[Dataset items]
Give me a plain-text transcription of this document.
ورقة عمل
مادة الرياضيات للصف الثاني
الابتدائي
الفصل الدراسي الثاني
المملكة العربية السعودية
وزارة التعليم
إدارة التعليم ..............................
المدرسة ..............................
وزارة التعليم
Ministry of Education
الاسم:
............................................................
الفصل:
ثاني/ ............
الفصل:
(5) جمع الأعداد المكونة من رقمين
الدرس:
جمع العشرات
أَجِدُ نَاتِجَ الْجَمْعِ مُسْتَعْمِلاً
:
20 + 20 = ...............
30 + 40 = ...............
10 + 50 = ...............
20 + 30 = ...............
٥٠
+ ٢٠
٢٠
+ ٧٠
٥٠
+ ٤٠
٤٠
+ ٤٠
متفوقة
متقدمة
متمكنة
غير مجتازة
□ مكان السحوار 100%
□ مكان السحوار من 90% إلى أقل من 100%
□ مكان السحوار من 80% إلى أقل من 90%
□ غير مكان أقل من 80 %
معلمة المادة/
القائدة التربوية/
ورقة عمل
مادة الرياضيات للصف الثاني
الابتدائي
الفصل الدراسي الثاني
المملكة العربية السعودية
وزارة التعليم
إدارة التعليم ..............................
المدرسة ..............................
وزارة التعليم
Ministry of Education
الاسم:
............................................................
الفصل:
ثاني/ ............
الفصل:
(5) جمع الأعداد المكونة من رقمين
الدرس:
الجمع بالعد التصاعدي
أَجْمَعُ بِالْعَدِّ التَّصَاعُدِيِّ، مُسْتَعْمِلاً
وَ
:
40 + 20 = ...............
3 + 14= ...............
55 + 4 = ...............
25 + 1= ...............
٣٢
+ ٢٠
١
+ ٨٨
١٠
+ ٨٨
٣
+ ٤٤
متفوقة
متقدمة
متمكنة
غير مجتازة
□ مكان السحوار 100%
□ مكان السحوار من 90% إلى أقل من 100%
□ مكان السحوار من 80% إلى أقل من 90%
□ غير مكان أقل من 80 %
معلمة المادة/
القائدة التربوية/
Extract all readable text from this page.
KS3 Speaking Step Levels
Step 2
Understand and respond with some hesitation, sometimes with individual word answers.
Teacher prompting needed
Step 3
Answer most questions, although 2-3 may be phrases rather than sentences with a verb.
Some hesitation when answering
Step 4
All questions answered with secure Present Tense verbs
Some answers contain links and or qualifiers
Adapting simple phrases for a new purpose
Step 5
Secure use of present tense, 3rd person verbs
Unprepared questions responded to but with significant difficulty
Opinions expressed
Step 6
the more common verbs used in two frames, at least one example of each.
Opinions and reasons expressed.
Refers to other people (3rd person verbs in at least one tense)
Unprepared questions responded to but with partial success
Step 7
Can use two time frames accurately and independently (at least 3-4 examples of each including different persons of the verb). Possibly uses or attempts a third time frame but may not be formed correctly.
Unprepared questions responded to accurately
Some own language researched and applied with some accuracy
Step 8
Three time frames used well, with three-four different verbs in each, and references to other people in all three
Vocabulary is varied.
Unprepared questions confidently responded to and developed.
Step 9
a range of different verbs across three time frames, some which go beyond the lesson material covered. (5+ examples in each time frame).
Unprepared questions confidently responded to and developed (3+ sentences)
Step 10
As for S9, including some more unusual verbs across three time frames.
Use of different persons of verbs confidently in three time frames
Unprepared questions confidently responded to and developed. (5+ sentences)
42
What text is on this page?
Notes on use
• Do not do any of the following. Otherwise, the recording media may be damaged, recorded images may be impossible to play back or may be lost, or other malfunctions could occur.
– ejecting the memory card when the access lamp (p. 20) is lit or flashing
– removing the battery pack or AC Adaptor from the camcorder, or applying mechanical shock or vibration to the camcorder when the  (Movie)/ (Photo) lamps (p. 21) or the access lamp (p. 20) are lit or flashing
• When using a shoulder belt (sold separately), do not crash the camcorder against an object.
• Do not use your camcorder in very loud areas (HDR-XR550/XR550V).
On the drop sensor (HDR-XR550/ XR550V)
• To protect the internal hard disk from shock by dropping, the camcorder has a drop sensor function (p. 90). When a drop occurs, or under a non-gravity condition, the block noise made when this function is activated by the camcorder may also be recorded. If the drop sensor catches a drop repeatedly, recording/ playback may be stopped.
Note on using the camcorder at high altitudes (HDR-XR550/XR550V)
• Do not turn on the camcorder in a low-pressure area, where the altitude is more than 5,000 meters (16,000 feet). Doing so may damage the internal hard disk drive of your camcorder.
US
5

Exercise aim. Write the data out again in full and exactly.

The output.
Give me a plain-text transcription of this document.
ورقة عمل
مادة الرياضيات للصف الثاني
الابتدائي
الفصل الدراسي الثاني
المملكة العربية السعودية
وزارة التعليم
إدارة التعليم ..............................
المدرسة ..............................
وزارة التعليم
Ministry of Education
الاسم:
............................................................
الفصل:
ثاني/ ............
الفصل:
(5) جمع الأعداد المكونة من رقمين
الدرس:
جمع العشرات
أَجِدُ نَاتِجَ الْجَمْعِ مُسْتَعْمِلاً
:
20 + 20 = ...............
30 + 40 = ...............
10 + 50 = ...............
20 + 30 = ...............
٥٠
+ ٢٠
٢٠
+ ٧٠
٥٠
+ ٤٠
٤٠
+ ٤٠
متفوقة
متقدمة
متمكنة
غير مجتازة
□ مكان السحوار 100%
□ مكان السحوار من 90% إلى أقل من 100%
□ مكان السحوار من 80% إلى أقل من 90%
□ غير مكان أقل من 80 %
معلمة المادة/
القائدة التربوية/
ورقة عمل
مادة الرياضيات للصف الثاني
الابتدائي
الفصل الدراسي الثاني
المملكة العربية السعودية
وزارة التعليم
إدارة التعليم ..............................
المدرسة ..............................
وزارة التعليم
Ministry of Education
الاسم:
............................................................
الفصل:
ثاني/ ............
الفصل:
(5) جمع الأعداد المكونة من رقمين
الدرس:
الجمع بالعد التصاعدي
أَجْمَعُ بِالْعَدِّ التَّصَاعُدِيِّ، مُسْتَعْمِلاً
وَ
:
40 + 20 = ...............
3 + 14= ...............
55 + 4 = ...............
25 + 1= ...............
٣٢
+ ٢٠
١
+ ٨٨
١٠
+ ٨٨
٣
+ ٤٤
متفوقة
متقدمة
متمكنة
غير مجتازة
□ مكان السحوار 100%
□ مكان السحوار من 90% إلى أقل من 100%
□ مكان السحوار من 80% إلى أقل من 90%
□ غير مكان أقل من 80 %
معلمة المادة/
القائدة التربوية/
Extract all readable text from this page.
KS3 Speaking Step Levels
Step 2
Understand and respond with some hesitation, sometimes with individual word answers.
Teacher prompting needed
Step 3
Answer most questions, although 2-3 may be phrases rather than sentences with a verb.
Some hesitation when answering
Step 4
All questions answered with secure Present Tense verbs
Some answers contain links and or qualifiers
Adapting simple phrases for a new purpose
Step 5
Secure use of present tense, 3rd person verbs
Unprepared questions responded to but with significant difficulty
Opinions expressed
Step 6
the more common verbs used in two frames, at least one example of each.
Opinions and reasons expressed.
Refers to other people (3rd person verbs in at least one tense)
Unprepared questions responded to but with partial success
Step 7
Can use two time frames accurately and independently (at least 3-4 examples of each including different persons of the verb). Possibly uses or attempts a third time frame but may not be formed correctly.
Unprepared questions responded to accurately
Some own language researched and applied with some accuracy
Step 8
Three time frames used well, with three-four different verbs in each, and references to other people in all three
Vocabulary is varied.
Unprepared questions confidently responded to and developed.
Step 9
a range of different verbs across three time frames, some which go beyond the lesson material covered. (5+ examples in each time frame).
Unprepared questions confidently responded to and developed (3+ sentences)
Step 10
As for S9, including some more unusual verbs across three time frames.
Use of different persons of verbs confidently in three time frames
Unprepared questions confidently responded to and developed. (5+ sentences)
42
What text is on this page?
Notes on use
• Do not do any of the following. Otherwise, the recording media may be damaged, recorded images may be impossible to play back or may be lost, or other malfunctions could occur.
– ejecting the memory card when the access lamp (p. 20) is lit or flashing
– removing the battery pack or AC Adaptor from the camcorder, or applying mechanical shock or vibration to the camcorder when the  (Movie)/ (Photo) lamps (p. 21) or the access lamp (p. 20) are lit or flashing
• When using a shoulder belt (sold separately), do not crash the camcorder against an object.
• Do not use your camcorder in very loud areas (HDR-XR550/XR550V).
On the drop sensor (HDR-XR550/ XR550V)
• To protect the internal hard disk from shock by dropping, the camcorder has a drop sensor function (p. 90). When a drop occurs, or under a non-gravity condition, the block noise made when this function is activated by the camcorder may also be recorded. If the drop sensor catches a drop repeatedly, recording/ playback may be stopped.
Note on using the camcorder at high altitudes (HDR-XR550/XR550V)
• Do not turn on the camcorder in a low-pressure area, where the altitude is more than 5,000 meters (16,000 feet). Doing so may damage the internal hard disk drive of your camcorder.
US
5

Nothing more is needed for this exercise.